#### [Requirement]
Seek out every line containing the word "Группа", and copy each.

* start Exercise material *

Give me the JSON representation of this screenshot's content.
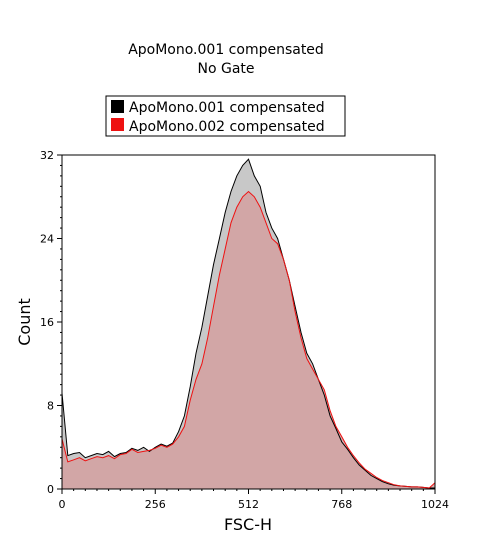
{
  "chart_data": {
    "type": "area",
    "title": "ApoMono.001 compensated",
    "subtitle": "No Gate",
    "xlabel": "FSC-H",
    "ylabel": "Count",
    "xlim": [
      0,
      1024
    ],
    "ylim": [
      0,
      32
    ],
    "x_ticks": [
      0,
      256,
      512,
      768,
      1024
    ],
    "y_ticks": [
      0,
      8,
      16,
      24,
      32
    ],
    "legend": {
      "placement": "top-center",
      "entries": [
        {
          "name": "ApoMono.001 compensated",
          "color": "#000000"
        },
        {
          "name": "ApoMono.002 compensated",
          "color": "#ee1111"
        }
      ]
    },
    "grid": false,
    "series": [
      {
        "name": "ApoMono.001 compensated",
        "color": "#000000",
        "fill": "#c8c8c8",
        "x": [
          0,
          16,
          32,
          48,
          64,
          80,
          96,
          112,
          128,
          144,
          160,
          176,
          192,
          208,
          224,
          240,
          256,
          272,
          288,
          304,
          320,
          336,
          352,
          368,
          384,
          400,
          416,
          432,
          448,
          464,
          480,
          496,
          512,
          528,
          544,
          560,
          576,
          592,
          608,
          624,
          640,
          656,
          672,
          688,
          704,
          720,
          736,
          752,
          768,
          784,
          800,
          816,
          832,
          848,
          864,
          880,
          896,
          912,
          928,
          944,
          960,
          976,
          992,
          1008,
          1024
        ],
        "y": [
          9.2,
          3.2,
          3.4,
          3.5,
          3.0,
          3.2,
          3.4,
          3.3,
          3.6,
          3.1,
          3.4,
          3.5,
          3.9,
          3.7,
          4.0,
          3.6,
          4.0,
          4.3,
          4.1,
          4.4,
          5.5,
          7.0,
          9.8,
          13.0,
          15.5,
          18.5,
          21.5,
          24.0,
          26.5,
          28.5,
          30.0,
          31.0,
          31.6,
          30.0,
          29.0,
          26.5,
          25.0,
          24.0,
          22.0,
          20.0,
          17.5,
          15.0,
          13.0,
          12.0,
          10.5,
          9.0,
          7.0,
          5.8,
          4.5,
          3.8,
          3.0,
          2.3,
          1.8,
          1.3,
          1.0,
          0.7,
          0.5,
          0.35,
          0.3,
          0.25,
          0.2,
          0.2,
          0.15,
          0.1,
          0.1
        ]
      },
      {
        "name": "ApoMono.002 compensated",
        "color": "#ee1111",
        "fill": "#d4a0a0",
        "x": [
          0,
          16,
          32,
          48,
          64,
          80,
          96,
          112,
          128,
          144,
          160,
          176,
          192,
          208,
          224,
          240,
          256,
          272,
          288,
          304,
          320,
          336,
          352,
          368,
          384,
          400,
          416,
          432,
          448,
          464,
          480,
          496,
          512,
          528,
          544,
          560,
          576,
          592,
          608,
          624,
          640,
          656,
          672,
          688,
          704,
          720,
          736,
          752,
          768,
          784,
          800,
          816,
          832,
          848,
          864,
          880,
          896,
          912,
          928,
          944,
          960,
          976,
          992,
          1008,
          1024
        ],
        "y": [
          4.8,
          2.6,
          2.8,
          3.0,
          2.7,
          2.9,
          3.1,
          3.0,
          3.2,
          2.9,
          3.3,
          3.4,
          3.8,
          3.5,
          3.6,
          3.7,
          3.9,
          4.2,
          4.0,
          4.3,
          5.0,
          6.0,
          8.5,
          10.5,
          12.0,
          14.5,
          17.5,
          20.5,
          23.0,
          25.5,
          27.0,
          28.0,
          28.5,
          28.0,
          27.0,
          25.5,
          24.0,
          23.5,
          22.0,
          20.0,
          17.0,
          14.5,
          12.5,
          11.5,
          10.5,
          9.5,
          7.5,
          6.0,
          5.0,
          4.0,
          3.2,
          2.5,
          1.9,
          1.5,
          1.1,
          0.8,
          0.6,
          0.4,
          0.3,
          0.25,
          0.2,
          0.2,
          0.15,
          0.1,
          0.6
        ]
      }
    ]
  }
}
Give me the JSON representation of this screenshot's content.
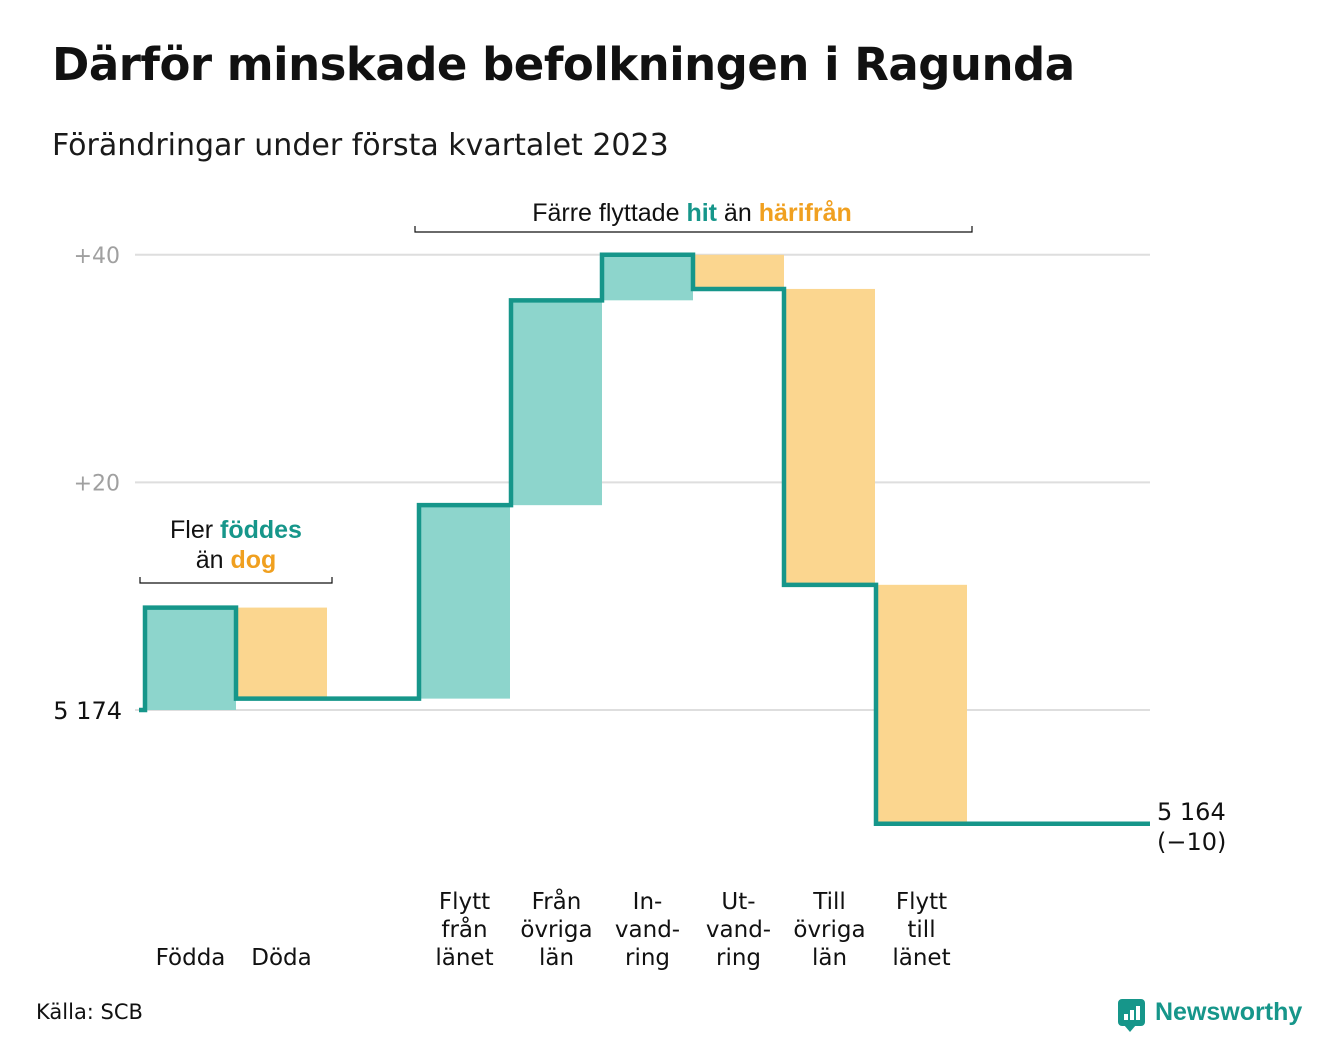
{
  "title": "Därför minskade befolkningen i Ragunda",
  "subtitle": "Förändringar under första kvartalet 2023",
  "source": "Källa: SCB",
  "brand": {
    "name": "Newsworthy",
    "icon": "bar-chart-icon"
  },
  "colors": {
    "increase_fill": "#8dd5cc",
    "decrease_fill": "#fbd68f",
    "line": "#16968a",
    "annotation_teal": "#16968a",
    "annotation_orange": "#f0a020",
    "grid": "#dedede",
    "tick_text": "#a0a0a0"
  },
  "chart_data": {
    "type": "waterfall",
    "start": {
      "value": 5174,
      "label": "5 174"
    },
    "end": {
      "value": 5164,
      "label": "5 164",
      "change_label": "(−10)"
    },
    "steps": [
      {
        "label": [
          "Födda"
        ],
        "change": 9,
        "direction": "increase"
      },
      {
        "label": [
          "Döda"
        ],
        "change": -8,
        "direction": "decrease"
      },
      {
        "label": [
          "Flytt",
          "från",
          "länet"
        ],
        "change": 17,
        "direction": "increase"
      },
      {
        "label": [
          "Från",
          "övriga",
          "län"
        ],
        "change": 18,
        "direction": "increase"
      },
      {
        "label": [
          "In-",
          "vand-",
          "ring"
        ],
        "change": 4,
        "direction": "increase"
      },
      {
        "label": [
          "Ut-",
          "vand-",
          "ring"
        ],
        "change": -3,
        "direction": "decrease"
      },
      {
        "label": [
          "Till",
          "övriga",
          "län"
        ],
        "change": -26,
        "direction": "decrease"
      },
      {
        "label": [
          "Flytt",
          "till",
          "länet"
        ],
        "change": -21,
        "direction": "decrease"
      }
    ],
    "y_ticks": [
      {
        "value": 20,
        "label": "+20"
      },
      {
        "value": 40,
        "label": "+40"
      }
    ],
    "ylim": [
      -12,
      40
    ],
    "grid": true,
    "annotations": [
      {
        "parts": [
          [
            {
              "text": "Fler ",
              "style": "plain"
            },
            {
              "text": "föddes",
              "style": "teal"
            }
          ],
          [
            {
              "text": "än ",
              "style": "plain"
            },
            {
              "text": "dog",
              "style": "orange"
            }
          ]
        ]
      },
      {
        "parts": [
          [
            {
              "text": "Färre flyttade ",
              "style": "plain"
            },
            {
              "text": "hit",
              "style": "teal"
            },
            {
              "text": " än ",
              "style": "plain"
            },
            {
              "text": "härifrån",
              "style": "orange"
            }
          ]
        ]
      }
    ]
  }
}
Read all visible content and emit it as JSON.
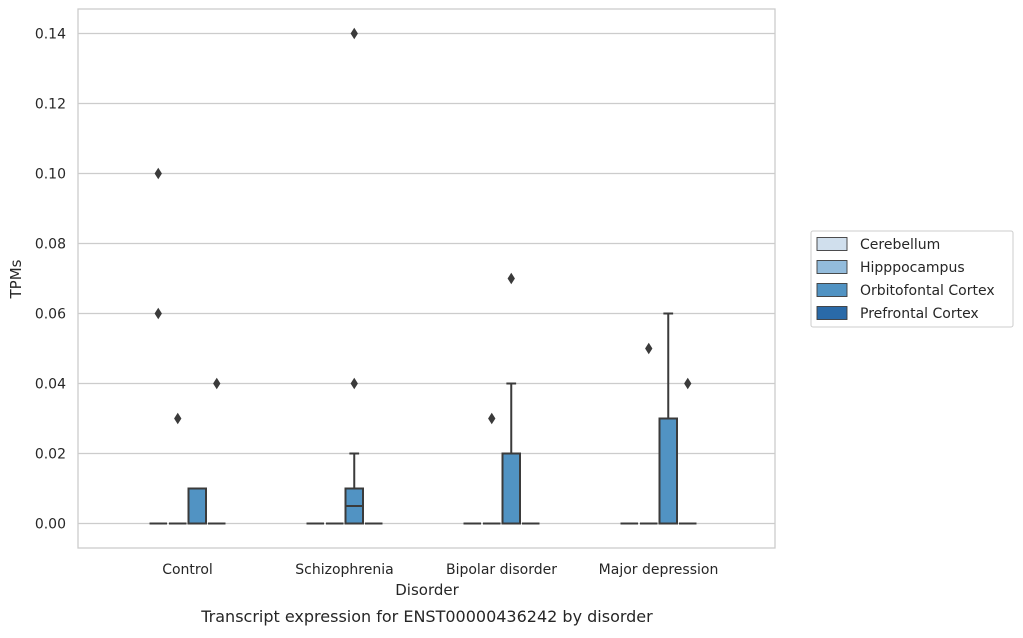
{
  "chart_data": {
    "type": "box",
    "xlabel": "Disorder",
    "ylabel": "TPMs",
    "caption": "Transcript expression for ENST00000436242 by disorder",
    "categories": [
      "Control",
      "Schizophrenia",
      "Bipolar disorder",
      "Major depression"
    ],
    "ylim": [
      -0.007,
      0.147
    ],
    "yticks": [
      0.0,
      0.02,
      0.04,
      0.06,
      0.08,
      0.1,
      0.12,
      0.14
    ],
    "ytick_labels": [
      "0.00",
      "0.02",
      "0.04",
      "0.06",
      "0.08",
      "0.10",
      "0.12",
      "0.14"
    ],
    "grid": "horizontal",
    "legend_position": "outside-right",
    "series": [
      {
        "name": "Cerebellum",
        "color": "#d0dfed",
        "boxes": [
          {
            "q1": 0,
            "median": 0,
            "q3": 0,
            "whisker_low": 0,
            "whisker_high": 0,
            "outliers": [
              0.1,
              0.06
            ]
          },
          {
            "q1": 0,
            "median": 0,
            "q3": 0,
            "whisker_low": 0,
            "whisker_high": 0,
            "outliers": []
          },
          {
            "q1": 0,
            "median": 0,
            "q3": 0,
            "whisker_low": 0,
            "whisker_high": 0,
            "outliers": []
          },
          {
            "q1": 0,
            "median": 0,
            "q3": 0,
            "whisker_low": 0,
            "whisker_high": 0,
            "outliers": []
          }
        ]
      },
      {
        "name": "Hipppocampus",
        "color": "#93bcdc",
        "boxes": [
          {
            "q1": 0,
            "median": 0,
            "q3": 0,
            "whisker_low": 0,
            "whisker_high": 0,
            "outliers": [
              0.03
            ]
          },
          {
            "q1": 0,
            "median": 0,
            "q3": 0,
            "whisker_low": 0,
            "whisker_high": 0,
            "outliers": []
          },
          {
            "q1": 0,
            "median": 0,
            "q3": 0,
            "whisker_low": 0,
            "whisker_high": 0,
            "outliers": [
              0.03
            ]
          },
          {
            "q1": 0,
            "median": 0,
            "q3": 0,
            "whisker_low": 0,
            "whisker_high": 0,
            "outliers": [
              0.05
            ]
          }
        ]
      },
      {
        "name": "Orbitofontal Cortex",
        "color": "#5193c3",
        "boxes": [
          {
            "q1": 0,
            "median": 0,
            "q3": 0.01,
            "whisker_low": 0,
            "whisker_high": 0.01,
            "outliers": []
          },
          {
            "q1": 0,
            "median": 0.005,
            "q3": 0.01,
            "whisker_low": 0,
            "whisker_high": 0.02,
            "outliers": [
              0.14,
              0.04
            ]
          },
          {
            "q1": 0,
            "median": 0,
            "q3": 0.02,
            "whisker_low": 0,
            "whisker_high": 0.04,
            "outliers": [
              0.07
            ]
          },
          {
            "q1": 0,
            "median": 0,
            "q3": 0.03,
            "whisker_low": 0,
            "whisker_high": 0.06,
            "outliers": []
          }
        ]
      },
      {
        "name": "Prefrontal Cortex",
        "color": "#2a6aa8",
        "boxes": [
          {
            "q1": 0,
            "median": 0,
            "q3": 0,
            "whisker_low": 0,
            "whisker_high": 0,
            "outliers": [
              0.04
            ]
          },
          {
            "q1": 0,
            "median": 0,
            "q3": 0,
            "whisker_low": 0,
            "whisker_high": 0,
            "outliers": []
          },
          {
            "q1": 0,
            "median": 0,
            "q3": 0,
            "whisker_low": 0,
            "whisker_high": 0,
            "outliers": []
          },
          {
            "q1": 0,
            "median": 0,
            "q3": 0,
            "whisker_low": 0,
            "whisker_high": 0,
            "outliers": [
              0.04
            ]
          }
        ]
      }
    ]
  }
}
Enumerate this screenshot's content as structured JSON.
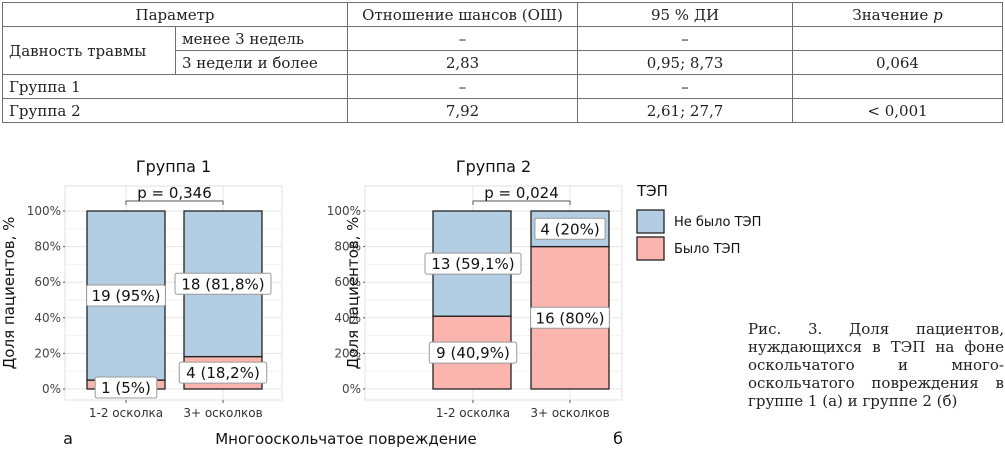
{
  "table": {
    "headers": [
      "Параметр",
      "Отношение шансов (ОШ)",
      "95 % ДИ",
      "Значение p"
    ],
    "header_p_prefix": "Значение ",
    "header_p_italic": "p",
    "rows": [
      {
        "group": "Давность травмы",
        "sub": "менее 3 недель",
        "or": "–",
        "ci": "–",
        "p": ""
      },
      {
        "group": "",
        "sub": "3 недели и более",
        "or": "2,83",
        "ci": "0,95; 8,73",
        "p": "0,064"
      },
      {
        "group": "Группа 1",
        "sub": "",
        "or": "–",
        "ci": "–",
        "p": ""
      },
      {
        "group": "Группа 2",
        "sub": "",
        "or": "7,92",
        "ci": "2,61; 27,7",
        "p": "< 0,001"
      }
    ]
  },
  "chart_data": [
    {
      "type": "bar",
      "stacked": true,
      "title": "Группа 1",
      "ylabel": "Доля пациентов, %",
      "categories": [
        "1-2 осколка",
        "3+ осколков"
      ],
      "yticks": [
        "0%",
        "20%",
        "40%",
        "60%",
        "80%",
        "100%"
      ],
      "ylim": [
        0,
        100
      ],
      "series": [
        {
          "name": "Было ТЭП",
          "values": [
            5,
            18.2
          ],
          "labels": [
            "1 (5%)",
            "4 (18,2%)"
          ]
        },
        {
          "name": "Не было ТЭП",
          "values": [
            95,
            81.8
          ],
          "labels": [
            "19 (95%)",
            "18 (81,8%)"
          ]
        }
      ],
      "pvalue": "p = 0,346",
      "panel_letter": "а",
      "grid": true
    },
    {
      "type": "bar",
      "stacked": true,
      "title": "Группа 2",
      "ylabel": "Доля пациентов, %",
      "categories": [
        "1-2 осколка",
        "3+ осколков"
      ],
      "yticks": [
        "0%",
        "20%",
        "40%",
        "60%",
        "80%",
        "100%"
      ],
      "ylim": [
        0,
        100
      ],
      "series": [
        {
          "name": "Было ТЭП",
          "values": [
            40.9,
            80
          ],
          "labels": [
            "9 (40,9%)",
            "16 (80%)"
          ]
        },
        {
          "name": "Не было ТЭП",
          "values": [
            59.1,
            20
          ],
          "labels": [
            "13 (59,1%)",
            "4 (20%)"
          ]
        }
      ],
      "pvalue": "p = 0,024",
      "panel_letter": "б",
      "grid": true
    }
  ],
  "shared_xlabel": "Многооскольчатое повреждение",
  "legend": {
    "title": "ТЭП",
    "items": [
      {
        "label": "Не было ТЭП",
        "color": "#b3cde3"
      },
      {
        "label": "Было ТЭП",
        "color": "#fbb4ae"
      }
    ],
    "placement": "right"
  },
  "colors": {
    "no_tep": "#b3cde3",
    "tep": "#fbb4ae",
    "grid": "#e6e6e6"
  },
  "caption": "Рис. 3. Доля пациентов, нуждающихся в ТЭП на фоне оскольчатого и много­оскольчатого повреждения в группе 1 (а) и группе 2 (б)"
}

* end Exercise material *

#### [Output of the task]
        "group": "Группа 1",
        "group": "Группа 2",
      "title": "Группа 1",
      "title": "Группа 2",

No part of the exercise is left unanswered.